**EXERCISE PROMPT:** Determine the count of lines holding the string "leetcode". Return only the number.

**DATA EXCERPTS:**
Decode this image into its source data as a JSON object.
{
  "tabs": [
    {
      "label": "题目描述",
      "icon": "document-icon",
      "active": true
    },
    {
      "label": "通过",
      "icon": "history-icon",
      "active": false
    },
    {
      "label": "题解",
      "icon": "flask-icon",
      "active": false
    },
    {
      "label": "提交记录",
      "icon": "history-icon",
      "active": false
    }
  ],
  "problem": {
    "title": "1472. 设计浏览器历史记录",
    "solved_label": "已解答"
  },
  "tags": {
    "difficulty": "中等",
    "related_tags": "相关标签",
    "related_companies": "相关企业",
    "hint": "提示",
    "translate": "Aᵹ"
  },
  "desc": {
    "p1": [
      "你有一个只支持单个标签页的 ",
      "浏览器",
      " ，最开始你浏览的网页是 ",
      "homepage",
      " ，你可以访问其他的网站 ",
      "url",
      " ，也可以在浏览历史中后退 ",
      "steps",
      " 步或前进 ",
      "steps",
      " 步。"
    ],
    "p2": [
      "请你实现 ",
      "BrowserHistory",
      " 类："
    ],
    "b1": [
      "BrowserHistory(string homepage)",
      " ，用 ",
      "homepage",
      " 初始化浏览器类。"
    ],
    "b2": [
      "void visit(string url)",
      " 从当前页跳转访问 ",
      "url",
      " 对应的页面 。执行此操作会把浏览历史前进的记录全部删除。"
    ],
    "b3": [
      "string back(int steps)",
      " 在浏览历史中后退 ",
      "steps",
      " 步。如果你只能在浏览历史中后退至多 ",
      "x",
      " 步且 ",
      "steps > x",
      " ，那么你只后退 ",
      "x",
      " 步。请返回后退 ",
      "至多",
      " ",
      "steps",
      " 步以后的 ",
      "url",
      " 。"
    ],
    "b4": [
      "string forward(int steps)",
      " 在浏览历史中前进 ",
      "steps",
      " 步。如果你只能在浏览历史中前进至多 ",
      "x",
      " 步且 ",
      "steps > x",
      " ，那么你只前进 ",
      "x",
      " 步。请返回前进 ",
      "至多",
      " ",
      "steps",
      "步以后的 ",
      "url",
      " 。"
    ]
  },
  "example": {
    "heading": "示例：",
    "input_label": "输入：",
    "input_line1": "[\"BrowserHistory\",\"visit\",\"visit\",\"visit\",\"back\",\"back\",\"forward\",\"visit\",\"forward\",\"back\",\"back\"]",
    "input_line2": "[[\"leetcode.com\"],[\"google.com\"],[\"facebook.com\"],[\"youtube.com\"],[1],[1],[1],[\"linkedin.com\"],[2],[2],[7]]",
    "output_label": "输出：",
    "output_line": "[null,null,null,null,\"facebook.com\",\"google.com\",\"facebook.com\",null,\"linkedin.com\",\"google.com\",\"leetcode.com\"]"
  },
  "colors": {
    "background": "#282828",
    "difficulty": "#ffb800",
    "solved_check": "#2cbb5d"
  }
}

**COMPLETE RESPONSE:** 2